EXERCISE OBJECTIVE
Return each line holding the string "uiuendi".

[Dataset records]
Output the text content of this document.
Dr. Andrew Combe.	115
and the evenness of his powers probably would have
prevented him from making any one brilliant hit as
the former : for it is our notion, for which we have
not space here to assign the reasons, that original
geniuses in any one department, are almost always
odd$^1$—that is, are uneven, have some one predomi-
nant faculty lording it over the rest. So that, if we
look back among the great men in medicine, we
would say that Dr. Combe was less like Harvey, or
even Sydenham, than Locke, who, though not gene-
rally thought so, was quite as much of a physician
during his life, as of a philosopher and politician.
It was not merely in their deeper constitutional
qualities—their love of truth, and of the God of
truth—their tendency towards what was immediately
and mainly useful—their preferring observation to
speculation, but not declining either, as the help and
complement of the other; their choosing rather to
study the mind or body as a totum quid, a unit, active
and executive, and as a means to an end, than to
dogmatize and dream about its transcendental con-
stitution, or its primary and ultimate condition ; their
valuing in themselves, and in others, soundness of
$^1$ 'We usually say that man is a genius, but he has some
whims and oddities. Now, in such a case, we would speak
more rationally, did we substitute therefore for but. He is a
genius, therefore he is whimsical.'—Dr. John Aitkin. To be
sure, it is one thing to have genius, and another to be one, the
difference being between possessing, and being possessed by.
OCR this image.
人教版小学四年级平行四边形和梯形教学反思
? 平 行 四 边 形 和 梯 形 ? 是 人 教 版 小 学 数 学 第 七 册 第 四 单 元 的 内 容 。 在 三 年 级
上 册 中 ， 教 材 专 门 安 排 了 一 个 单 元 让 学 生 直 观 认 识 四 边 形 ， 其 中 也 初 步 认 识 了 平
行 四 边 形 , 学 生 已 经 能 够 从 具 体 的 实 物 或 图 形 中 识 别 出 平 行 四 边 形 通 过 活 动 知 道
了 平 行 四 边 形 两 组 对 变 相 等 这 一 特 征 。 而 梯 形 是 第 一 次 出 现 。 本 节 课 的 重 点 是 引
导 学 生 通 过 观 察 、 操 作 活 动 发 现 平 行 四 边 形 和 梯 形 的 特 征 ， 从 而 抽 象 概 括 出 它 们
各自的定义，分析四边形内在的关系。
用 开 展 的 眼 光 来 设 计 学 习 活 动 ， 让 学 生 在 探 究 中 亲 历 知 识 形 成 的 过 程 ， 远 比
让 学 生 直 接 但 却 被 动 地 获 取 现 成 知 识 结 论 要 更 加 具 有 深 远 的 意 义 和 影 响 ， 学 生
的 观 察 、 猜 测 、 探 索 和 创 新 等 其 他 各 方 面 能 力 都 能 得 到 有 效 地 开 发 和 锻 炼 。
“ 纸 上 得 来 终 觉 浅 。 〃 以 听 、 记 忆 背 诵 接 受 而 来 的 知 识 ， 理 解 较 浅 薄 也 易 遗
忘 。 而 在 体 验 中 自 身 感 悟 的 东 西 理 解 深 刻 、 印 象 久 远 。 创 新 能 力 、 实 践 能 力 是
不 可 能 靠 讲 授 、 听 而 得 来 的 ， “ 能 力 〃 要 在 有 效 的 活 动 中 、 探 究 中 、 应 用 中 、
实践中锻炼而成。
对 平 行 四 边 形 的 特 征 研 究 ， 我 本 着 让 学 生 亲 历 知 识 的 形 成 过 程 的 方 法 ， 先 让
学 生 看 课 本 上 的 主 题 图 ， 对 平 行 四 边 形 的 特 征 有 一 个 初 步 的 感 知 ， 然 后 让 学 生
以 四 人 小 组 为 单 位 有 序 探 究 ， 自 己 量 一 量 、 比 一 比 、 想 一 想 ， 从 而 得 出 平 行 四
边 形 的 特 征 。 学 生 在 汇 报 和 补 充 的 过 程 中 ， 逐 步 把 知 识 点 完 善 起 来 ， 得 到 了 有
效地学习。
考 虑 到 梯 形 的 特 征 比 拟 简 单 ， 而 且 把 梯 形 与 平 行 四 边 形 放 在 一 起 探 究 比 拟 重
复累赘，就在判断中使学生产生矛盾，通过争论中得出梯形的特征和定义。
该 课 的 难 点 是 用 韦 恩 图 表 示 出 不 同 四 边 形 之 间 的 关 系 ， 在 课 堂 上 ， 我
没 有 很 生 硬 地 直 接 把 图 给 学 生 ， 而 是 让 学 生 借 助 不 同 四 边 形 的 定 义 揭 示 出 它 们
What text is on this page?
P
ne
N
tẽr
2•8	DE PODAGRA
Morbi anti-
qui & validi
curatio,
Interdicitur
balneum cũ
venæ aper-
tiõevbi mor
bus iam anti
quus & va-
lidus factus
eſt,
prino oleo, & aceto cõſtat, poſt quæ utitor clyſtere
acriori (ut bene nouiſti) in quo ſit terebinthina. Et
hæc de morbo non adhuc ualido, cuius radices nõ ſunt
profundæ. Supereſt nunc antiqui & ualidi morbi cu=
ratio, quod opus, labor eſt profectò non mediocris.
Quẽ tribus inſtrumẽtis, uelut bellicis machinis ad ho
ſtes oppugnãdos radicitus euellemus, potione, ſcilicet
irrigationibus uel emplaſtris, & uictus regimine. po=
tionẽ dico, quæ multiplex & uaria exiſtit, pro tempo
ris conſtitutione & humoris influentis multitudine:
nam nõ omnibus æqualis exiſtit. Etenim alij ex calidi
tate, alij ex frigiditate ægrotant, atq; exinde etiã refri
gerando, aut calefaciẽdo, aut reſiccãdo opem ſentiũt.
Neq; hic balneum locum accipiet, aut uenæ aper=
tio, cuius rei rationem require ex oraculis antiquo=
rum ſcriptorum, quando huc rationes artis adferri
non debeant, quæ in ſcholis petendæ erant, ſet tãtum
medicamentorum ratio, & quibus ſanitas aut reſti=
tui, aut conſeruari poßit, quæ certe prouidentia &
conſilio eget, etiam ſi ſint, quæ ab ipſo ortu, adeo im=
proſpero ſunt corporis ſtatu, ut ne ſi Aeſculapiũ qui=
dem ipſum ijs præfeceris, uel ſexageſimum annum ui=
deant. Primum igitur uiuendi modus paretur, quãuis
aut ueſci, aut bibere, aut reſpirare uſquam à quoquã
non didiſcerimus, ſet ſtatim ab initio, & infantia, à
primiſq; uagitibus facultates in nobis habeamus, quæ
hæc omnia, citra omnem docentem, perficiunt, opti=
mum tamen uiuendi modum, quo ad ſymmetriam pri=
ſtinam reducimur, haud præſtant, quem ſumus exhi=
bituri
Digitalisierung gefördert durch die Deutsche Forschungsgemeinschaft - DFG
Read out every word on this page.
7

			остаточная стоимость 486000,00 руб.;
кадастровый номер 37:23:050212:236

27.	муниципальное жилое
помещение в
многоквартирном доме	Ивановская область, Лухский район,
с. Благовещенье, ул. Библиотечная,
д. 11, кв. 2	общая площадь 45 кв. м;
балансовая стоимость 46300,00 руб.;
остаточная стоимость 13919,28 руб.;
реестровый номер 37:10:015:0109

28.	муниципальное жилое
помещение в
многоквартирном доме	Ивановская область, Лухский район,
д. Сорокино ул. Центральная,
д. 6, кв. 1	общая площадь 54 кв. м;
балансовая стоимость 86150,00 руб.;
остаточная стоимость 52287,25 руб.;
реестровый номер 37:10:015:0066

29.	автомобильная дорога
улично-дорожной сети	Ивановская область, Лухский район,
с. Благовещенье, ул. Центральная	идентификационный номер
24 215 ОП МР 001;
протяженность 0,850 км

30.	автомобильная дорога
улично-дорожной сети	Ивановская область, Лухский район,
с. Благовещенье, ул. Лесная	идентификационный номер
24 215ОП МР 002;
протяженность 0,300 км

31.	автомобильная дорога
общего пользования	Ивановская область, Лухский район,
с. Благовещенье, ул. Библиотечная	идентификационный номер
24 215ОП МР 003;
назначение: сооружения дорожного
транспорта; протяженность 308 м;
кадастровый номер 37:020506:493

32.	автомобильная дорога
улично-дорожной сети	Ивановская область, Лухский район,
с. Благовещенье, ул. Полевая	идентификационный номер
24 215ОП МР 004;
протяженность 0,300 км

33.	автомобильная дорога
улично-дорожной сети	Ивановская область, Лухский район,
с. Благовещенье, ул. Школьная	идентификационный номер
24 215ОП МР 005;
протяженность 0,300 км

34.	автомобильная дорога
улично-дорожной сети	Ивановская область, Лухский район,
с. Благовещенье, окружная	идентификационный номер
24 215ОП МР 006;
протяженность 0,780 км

WRITTEN REPLY
deant. Primum igitur uiuendi modus paretur, quãuis
mum tamen uiuendi modum, quo ad ſymmetriam pri=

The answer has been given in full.